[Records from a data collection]
════════════════
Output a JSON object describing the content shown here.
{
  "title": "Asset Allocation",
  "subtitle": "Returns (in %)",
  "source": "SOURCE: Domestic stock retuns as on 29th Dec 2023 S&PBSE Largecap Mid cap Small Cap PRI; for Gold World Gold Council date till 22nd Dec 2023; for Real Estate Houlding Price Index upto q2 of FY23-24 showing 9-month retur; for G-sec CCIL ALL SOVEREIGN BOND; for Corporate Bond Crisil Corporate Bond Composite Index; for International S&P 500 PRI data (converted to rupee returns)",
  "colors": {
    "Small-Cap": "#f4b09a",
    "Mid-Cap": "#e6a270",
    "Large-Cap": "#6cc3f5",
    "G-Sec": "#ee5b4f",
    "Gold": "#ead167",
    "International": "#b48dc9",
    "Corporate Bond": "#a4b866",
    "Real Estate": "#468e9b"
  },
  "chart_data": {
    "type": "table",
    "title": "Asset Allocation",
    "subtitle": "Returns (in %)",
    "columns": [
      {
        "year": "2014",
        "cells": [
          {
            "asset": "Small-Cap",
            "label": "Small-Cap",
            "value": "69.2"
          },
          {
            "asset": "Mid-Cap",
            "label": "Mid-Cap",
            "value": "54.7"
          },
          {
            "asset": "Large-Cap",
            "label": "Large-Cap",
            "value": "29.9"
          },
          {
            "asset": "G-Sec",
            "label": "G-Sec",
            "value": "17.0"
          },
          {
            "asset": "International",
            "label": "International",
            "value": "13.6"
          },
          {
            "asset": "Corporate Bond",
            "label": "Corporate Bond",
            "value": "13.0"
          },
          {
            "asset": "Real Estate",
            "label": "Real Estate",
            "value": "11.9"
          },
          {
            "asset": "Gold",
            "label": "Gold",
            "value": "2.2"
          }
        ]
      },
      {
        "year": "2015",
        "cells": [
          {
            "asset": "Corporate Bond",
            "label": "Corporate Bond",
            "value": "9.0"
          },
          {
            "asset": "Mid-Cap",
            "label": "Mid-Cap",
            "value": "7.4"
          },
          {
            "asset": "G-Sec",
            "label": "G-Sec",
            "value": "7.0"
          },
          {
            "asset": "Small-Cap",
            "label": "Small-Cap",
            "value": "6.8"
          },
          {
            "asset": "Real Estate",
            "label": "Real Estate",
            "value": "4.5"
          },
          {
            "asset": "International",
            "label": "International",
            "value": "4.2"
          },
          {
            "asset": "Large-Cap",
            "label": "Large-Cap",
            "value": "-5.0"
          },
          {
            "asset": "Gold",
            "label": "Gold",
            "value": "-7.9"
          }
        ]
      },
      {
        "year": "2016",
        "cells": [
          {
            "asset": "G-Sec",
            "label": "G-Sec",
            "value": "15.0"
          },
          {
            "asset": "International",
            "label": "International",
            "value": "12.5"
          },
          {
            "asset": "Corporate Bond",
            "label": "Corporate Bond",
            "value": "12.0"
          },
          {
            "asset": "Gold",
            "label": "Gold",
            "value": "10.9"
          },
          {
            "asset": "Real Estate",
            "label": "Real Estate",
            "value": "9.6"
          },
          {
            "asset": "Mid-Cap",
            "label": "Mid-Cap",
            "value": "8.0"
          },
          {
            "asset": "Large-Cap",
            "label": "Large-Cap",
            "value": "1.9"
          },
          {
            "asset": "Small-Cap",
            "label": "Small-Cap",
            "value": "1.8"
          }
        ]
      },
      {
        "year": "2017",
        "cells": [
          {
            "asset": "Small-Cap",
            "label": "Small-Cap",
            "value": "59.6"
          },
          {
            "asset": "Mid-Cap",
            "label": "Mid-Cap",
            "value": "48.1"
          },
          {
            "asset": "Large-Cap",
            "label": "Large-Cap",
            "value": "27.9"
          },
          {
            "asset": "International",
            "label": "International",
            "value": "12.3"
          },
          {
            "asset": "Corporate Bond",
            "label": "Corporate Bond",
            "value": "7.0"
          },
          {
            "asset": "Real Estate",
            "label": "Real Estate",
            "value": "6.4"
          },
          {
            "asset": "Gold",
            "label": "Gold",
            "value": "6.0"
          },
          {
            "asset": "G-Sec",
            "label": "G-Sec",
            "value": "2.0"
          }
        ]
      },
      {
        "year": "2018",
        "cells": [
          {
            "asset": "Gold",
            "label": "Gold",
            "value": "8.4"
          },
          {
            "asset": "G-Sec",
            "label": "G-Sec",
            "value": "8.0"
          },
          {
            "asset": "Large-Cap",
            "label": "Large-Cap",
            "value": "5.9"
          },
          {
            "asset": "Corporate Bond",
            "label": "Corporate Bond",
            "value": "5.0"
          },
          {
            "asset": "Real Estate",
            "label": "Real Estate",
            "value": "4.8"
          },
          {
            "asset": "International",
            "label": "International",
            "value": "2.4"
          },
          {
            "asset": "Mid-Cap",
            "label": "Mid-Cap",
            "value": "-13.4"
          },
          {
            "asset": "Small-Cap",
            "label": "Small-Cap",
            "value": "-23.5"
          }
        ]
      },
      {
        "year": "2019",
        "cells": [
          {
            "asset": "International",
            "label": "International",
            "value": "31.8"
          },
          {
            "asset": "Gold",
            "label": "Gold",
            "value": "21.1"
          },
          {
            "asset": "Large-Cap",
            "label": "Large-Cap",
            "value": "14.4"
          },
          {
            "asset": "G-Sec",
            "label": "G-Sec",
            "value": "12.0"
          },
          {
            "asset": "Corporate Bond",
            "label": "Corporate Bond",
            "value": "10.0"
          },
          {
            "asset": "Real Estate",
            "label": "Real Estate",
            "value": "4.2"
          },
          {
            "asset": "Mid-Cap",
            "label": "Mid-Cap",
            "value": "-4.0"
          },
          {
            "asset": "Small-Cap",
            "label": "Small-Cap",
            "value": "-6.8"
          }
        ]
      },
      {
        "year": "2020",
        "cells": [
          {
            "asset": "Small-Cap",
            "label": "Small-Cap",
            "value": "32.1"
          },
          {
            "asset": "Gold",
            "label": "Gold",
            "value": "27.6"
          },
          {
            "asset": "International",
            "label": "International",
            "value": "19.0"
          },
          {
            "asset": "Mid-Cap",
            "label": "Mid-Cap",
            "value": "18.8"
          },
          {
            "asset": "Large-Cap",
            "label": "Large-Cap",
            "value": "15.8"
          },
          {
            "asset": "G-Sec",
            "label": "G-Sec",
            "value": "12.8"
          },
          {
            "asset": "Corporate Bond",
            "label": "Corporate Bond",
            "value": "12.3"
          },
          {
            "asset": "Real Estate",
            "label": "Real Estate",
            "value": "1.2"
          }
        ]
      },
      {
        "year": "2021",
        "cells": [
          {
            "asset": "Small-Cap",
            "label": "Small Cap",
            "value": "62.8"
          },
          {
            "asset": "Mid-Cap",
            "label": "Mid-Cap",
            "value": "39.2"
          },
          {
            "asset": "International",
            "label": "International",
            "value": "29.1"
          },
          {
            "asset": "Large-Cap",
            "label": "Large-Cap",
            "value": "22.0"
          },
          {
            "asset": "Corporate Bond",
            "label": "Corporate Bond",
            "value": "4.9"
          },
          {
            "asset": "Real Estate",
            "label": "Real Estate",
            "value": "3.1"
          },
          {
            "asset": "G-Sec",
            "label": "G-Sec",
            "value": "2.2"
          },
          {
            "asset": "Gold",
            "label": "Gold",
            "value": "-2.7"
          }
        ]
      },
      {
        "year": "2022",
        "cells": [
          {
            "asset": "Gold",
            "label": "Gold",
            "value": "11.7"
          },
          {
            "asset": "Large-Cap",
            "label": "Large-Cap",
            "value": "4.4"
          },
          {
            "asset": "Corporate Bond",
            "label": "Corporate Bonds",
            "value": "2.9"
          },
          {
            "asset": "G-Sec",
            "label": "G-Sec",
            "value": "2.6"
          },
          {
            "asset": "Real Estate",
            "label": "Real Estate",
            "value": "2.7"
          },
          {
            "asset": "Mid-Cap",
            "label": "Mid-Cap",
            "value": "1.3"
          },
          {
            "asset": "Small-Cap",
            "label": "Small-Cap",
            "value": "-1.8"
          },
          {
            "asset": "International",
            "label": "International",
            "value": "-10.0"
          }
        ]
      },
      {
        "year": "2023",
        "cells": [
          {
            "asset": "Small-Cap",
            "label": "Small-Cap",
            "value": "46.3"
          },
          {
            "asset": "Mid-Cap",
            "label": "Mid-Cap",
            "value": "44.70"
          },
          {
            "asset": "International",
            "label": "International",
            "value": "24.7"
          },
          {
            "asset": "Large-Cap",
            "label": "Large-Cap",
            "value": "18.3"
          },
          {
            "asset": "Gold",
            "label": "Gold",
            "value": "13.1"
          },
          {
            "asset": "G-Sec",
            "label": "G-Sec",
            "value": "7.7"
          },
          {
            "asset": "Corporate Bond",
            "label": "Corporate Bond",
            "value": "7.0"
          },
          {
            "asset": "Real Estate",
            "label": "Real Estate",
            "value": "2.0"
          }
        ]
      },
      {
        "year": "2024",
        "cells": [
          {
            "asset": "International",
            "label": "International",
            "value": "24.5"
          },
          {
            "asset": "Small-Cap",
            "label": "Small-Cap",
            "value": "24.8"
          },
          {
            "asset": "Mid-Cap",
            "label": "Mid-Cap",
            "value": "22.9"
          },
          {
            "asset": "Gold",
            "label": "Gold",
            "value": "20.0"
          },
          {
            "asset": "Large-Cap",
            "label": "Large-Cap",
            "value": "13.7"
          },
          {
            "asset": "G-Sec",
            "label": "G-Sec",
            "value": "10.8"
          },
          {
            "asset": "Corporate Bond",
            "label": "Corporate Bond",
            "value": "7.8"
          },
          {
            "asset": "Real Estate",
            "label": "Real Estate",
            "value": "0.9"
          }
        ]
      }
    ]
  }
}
════════════════
### Directions
Select every line where the word "year" occurs.

### Worked answer
        "year": "2014",
        "year": "2015",
        "year": "2016",
        "year": "2017",
        "year": "2018",
        "year": "2019",
        "year": "2020",
        "year": "2021",
        "year": "2022",
        "year": "2023",
        "year": "2024",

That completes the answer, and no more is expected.